AIM >> Check each line of the records below and collect those that include the word "изменений".

RECORDS SHOWN >>
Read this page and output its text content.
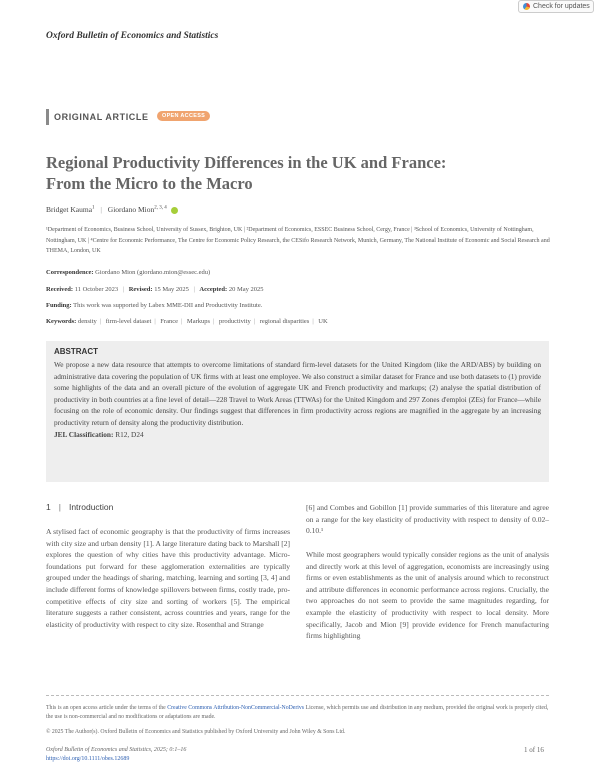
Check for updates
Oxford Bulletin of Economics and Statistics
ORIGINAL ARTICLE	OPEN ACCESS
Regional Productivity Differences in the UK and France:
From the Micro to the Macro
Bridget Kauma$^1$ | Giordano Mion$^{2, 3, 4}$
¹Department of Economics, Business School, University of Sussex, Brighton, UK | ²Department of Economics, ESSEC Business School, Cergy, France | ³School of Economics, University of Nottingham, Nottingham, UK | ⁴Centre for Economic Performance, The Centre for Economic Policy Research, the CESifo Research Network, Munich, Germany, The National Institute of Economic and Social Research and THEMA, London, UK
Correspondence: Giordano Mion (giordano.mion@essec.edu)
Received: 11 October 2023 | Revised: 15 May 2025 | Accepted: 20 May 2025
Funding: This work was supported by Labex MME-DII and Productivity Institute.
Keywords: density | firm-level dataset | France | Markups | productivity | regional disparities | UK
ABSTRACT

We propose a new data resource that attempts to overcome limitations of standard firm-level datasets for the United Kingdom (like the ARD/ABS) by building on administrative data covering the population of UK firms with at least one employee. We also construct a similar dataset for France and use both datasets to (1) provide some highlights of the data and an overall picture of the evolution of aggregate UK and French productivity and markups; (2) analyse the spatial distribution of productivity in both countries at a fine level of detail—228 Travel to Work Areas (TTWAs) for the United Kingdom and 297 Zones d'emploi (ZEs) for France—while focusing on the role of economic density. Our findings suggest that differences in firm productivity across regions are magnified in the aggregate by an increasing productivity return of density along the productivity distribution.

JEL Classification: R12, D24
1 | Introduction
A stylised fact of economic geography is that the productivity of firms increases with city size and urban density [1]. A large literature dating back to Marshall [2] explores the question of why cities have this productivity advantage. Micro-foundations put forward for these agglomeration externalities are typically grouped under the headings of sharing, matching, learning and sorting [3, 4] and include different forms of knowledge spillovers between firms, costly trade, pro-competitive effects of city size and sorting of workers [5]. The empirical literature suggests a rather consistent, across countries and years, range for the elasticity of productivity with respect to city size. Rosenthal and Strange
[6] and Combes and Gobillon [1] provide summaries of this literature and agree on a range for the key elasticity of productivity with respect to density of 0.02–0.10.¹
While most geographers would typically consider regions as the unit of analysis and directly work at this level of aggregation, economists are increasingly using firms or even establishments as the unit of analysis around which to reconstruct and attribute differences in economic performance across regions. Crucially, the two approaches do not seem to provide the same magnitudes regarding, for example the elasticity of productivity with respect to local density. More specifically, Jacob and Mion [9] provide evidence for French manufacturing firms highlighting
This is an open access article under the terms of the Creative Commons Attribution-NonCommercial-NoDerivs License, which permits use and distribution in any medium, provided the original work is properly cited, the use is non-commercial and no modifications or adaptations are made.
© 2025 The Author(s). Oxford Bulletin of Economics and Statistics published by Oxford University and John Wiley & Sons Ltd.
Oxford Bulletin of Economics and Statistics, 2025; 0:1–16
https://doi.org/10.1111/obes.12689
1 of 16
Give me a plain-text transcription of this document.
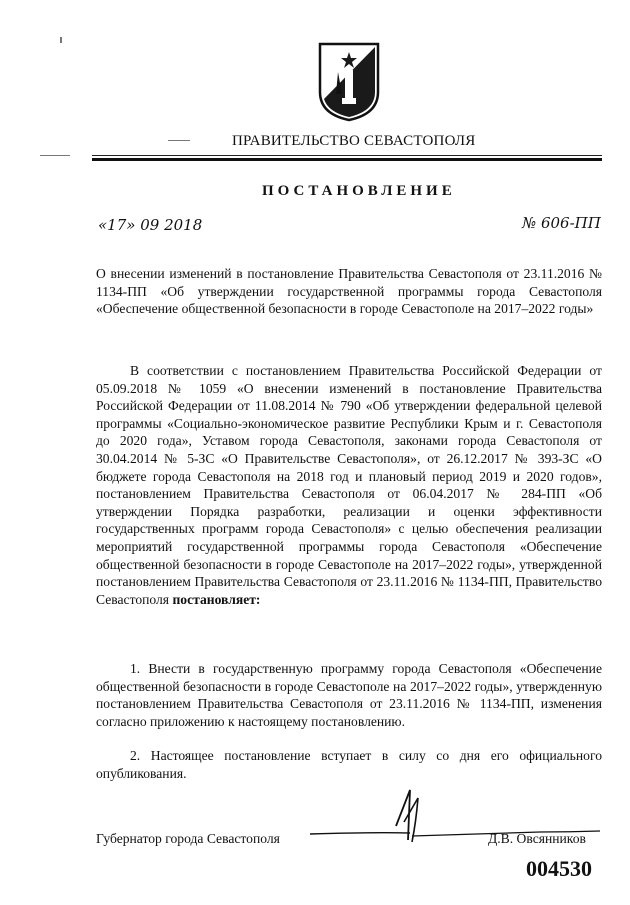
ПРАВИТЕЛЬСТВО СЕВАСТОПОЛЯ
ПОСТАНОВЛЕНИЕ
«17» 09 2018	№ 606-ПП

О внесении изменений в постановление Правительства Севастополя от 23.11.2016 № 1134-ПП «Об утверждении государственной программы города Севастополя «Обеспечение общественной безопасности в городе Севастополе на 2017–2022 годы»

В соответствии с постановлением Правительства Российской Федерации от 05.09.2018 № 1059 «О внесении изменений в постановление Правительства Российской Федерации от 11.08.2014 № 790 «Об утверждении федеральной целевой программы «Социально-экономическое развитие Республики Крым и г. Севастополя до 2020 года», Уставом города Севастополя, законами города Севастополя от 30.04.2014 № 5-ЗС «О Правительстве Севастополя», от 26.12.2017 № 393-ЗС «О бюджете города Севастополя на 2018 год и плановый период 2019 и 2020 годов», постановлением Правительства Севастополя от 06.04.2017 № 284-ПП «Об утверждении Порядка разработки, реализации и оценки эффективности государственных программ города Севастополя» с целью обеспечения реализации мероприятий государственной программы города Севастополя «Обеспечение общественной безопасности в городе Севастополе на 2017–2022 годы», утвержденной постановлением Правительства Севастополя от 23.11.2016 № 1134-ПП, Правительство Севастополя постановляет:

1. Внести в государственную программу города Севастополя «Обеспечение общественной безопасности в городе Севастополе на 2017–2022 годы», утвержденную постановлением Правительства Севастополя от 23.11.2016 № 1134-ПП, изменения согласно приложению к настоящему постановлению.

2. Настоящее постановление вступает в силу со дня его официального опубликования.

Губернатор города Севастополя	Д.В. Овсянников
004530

SOLVED PROBLEM >>
О внесении изменений в постановление Правительства Севастополя от 23.11.2016 № 1134-ПП «Об утверждении государственной программы города Севастополя «Обеспечение общественной безопасности в городе Севастополе на 2017–2022 годы»
В соответствии с постановлением Правительства Российской Федерации от 05.09.2018 № 1059 «О внесении изменений в постановление Правительства Российской Федерации от 11.08.2014 № 790 «Об утверждении федеральной целевой программы «Социально-экономическое развитие Республики Крым и г. Севастополя до 2020 года», Уставом города Севастополя, законами города Севастополя от 30.04.2014 № 5-ЗС «О Правительстве Севастополя», от 26.12.2017 № 393-ЗС «О бюджете города Севастополя на 2018 год и плановый период 2019 и 2020 годов», постановлением Правительства Севастополя от 06.04.2017 № 284-ПП «Об утверждении Порядка разработки, реализации и оценки эффективности государственных программ города Севастополя» с целью обеспечения реализации мероприятий государственной программы города Севастополя «Обеспечение общественной безопасности в городе Севастополе на 2017–2022 годы», утвержденной постановлением Правительства Севастополя от 23.11.2016 № 1134-ПП, Правительство Севастополя постановляет:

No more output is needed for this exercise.